#### INFORMATION SUPPLIED:
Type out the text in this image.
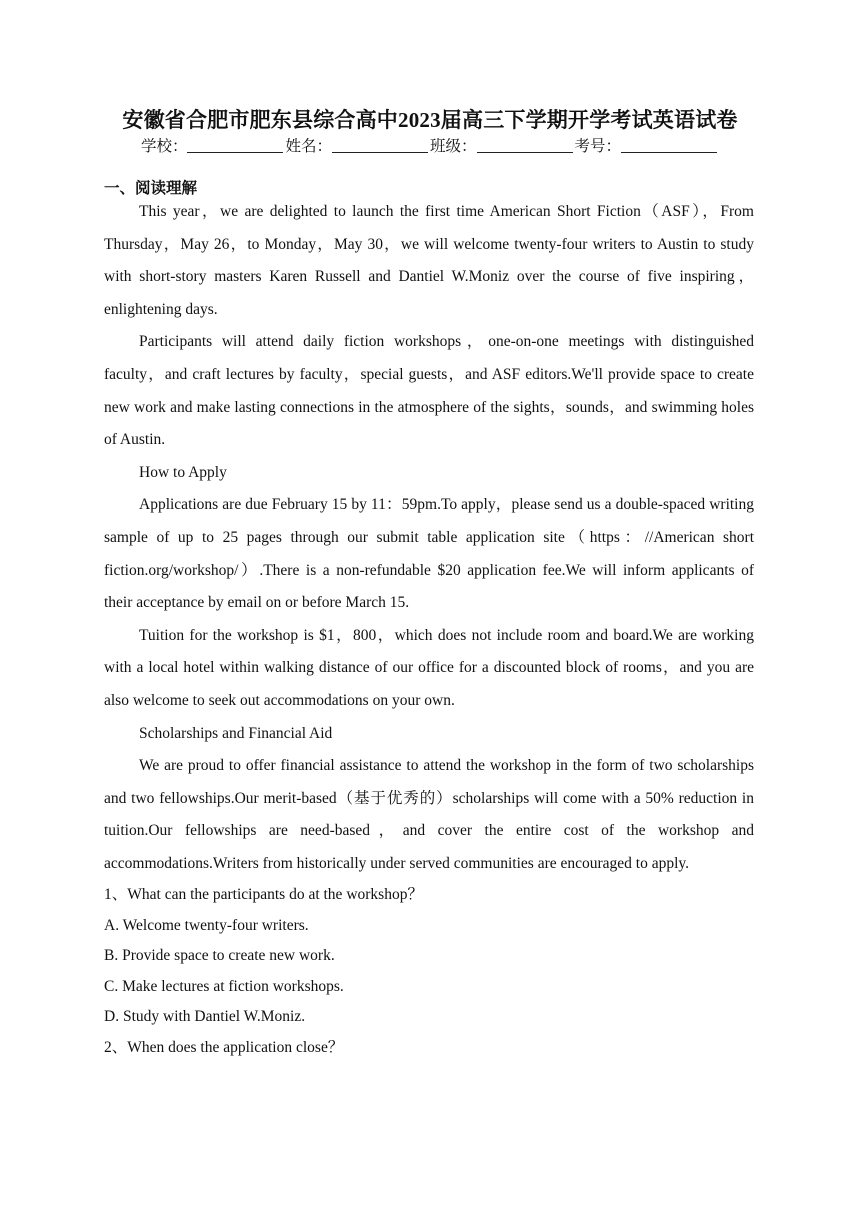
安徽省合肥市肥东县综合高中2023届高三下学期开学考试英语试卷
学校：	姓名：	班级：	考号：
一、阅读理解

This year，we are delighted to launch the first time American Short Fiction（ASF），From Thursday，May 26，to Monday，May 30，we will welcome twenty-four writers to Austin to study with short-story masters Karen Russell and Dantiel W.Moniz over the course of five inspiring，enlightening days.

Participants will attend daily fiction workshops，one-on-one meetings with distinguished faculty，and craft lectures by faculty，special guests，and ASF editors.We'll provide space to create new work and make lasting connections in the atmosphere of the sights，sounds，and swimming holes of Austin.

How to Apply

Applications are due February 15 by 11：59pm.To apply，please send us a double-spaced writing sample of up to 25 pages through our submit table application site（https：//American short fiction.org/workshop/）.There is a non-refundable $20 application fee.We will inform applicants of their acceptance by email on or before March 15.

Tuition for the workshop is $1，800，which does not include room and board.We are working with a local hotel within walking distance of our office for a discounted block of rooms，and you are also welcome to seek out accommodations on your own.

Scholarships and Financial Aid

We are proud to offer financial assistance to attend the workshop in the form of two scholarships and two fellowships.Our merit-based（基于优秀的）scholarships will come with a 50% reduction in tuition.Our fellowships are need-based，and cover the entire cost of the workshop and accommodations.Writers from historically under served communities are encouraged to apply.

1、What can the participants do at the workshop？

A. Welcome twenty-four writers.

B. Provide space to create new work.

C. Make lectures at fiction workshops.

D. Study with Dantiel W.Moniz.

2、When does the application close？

#### EXERCISE AIM:
Could you repeat all of the material exactly? Pictures should not be copied.

#### CORRECT RESPONSE:
Type out the text in this image.
安徽省合肥市肥东县综合高中2023届高三下学期开学考试英语试卷
学校：	姓名：	班级：	考号：
一、阅读理解

This year，we are delighted to launch the first time American Short Fiction（ASF），From Thursday，May 26，to Monday，May 30，we will welcome twenty-four writers to Austin to study with short-story masters Karen Russell and Dantiel W.Moniz over the course of five inspiring，enlightening days.

Participants will attend daily fiction workshops，one-on-one meetings with distinguished faculty，and craft lectures by faculty，special guests，and ASF editors.We'll provide space to create new work and make lasting connections in the atmosphere of the sights，sounds，and swimming holes of Austin.

How to Apply

Applications are due February 15 by 11：59pm.To apply，please send us a double-spaced writing sample of up to 25 pages through our submit table application site（https：//American short fiction.org/workshop/）.There is a non-refundable $20 application fee.We will inform applicants of their acceptance by email on or before March 15.

Tuition for the workshop is $1，800，which does not include room and board.We are working with a local hotel within walking distance of our office for a discounted block of rooms，and you are also welcome to seek out accommodations on your own.

Scholarships and Financial Aid

We are proud to offer financial assistance to attend the workshop in the form of two scholarships and two fellowships.Our merit-based（基于优秀的）scholarships will come with a 50% reduction in tuition.Our fellowships are need-based，and cover the entire cost of the workshop and accommodations.Writers from historically under served communities are encouraged to apply.

1、What can the participants do at the workshop？

A. Welcome twenty-four writers.

B. Provide space to create new work.

C. Make lectures at fiction workshops.

D. Study with Dantiel W.Moniz.

2、When does the application close？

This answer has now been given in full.